== Exercise materials ==

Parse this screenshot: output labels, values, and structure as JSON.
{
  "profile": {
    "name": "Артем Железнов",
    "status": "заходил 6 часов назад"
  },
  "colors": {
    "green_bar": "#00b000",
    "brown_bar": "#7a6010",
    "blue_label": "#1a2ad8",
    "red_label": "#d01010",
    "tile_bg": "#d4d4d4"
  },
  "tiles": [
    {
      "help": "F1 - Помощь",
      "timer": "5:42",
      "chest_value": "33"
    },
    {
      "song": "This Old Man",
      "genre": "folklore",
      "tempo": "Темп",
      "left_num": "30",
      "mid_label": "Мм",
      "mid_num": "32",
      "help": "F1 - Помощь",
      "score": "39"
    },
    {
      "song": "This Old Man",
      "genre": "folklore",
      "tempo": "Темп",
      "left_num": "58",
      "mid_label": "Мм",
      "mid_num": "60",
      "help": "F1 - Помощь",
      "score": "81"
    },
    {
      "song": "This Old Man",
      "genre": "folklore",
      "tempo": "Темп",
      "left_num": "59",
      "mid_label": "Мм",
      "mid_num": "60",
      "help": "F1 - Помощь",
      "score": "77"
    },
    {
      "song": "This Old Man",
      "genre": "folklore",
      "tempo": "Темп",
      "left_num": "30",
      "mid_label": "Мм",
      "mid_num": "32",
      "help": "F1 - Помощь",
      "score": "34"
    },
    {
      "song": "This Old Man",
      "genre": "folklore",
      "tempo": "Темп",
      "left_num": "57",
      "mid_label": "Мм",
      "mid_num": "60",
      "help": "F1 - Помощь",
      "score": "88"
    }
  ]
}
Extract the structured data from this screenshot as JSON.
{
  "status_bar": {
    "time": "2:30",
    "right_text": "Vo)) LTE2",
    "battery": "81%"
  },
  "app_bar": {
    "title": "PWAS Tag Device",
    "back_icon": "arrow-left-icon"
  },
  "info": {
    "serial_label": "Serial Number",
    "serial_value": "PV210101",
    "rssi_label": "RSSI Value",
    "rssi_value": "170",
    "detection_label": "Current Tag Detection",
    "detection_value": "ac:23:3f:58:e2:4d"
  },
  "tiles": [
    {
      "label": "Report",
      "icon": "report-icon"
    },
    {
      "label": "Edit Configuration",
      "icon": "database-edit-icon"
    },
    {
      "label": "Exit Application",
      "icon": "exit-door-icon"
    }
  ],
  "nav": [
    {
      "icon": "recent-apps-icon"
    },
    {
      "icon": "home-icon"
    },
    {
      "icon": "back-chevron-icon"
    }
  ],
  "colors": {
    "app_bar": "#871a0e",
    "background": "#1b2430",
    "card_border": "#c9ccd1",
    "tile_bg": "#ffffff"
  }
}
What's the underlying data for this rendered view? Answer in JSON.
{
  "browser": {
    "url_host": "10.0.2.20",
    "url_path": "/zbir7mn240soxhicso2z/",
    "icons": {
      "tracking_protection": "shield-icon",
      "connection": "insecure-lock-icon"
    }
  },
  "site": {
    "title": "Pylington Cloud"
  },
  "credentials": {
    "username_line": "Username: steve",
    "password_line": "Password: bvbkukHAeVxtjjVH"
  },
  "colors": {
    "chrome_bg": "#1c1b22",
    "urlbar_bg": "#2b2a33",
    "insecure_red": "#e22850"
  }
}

===

Exercise instructions ->
Select every line of the records holding the string "title".

The solution ->
    "title": "PWAS Tag Device",
    "title": "Pylington Cloud"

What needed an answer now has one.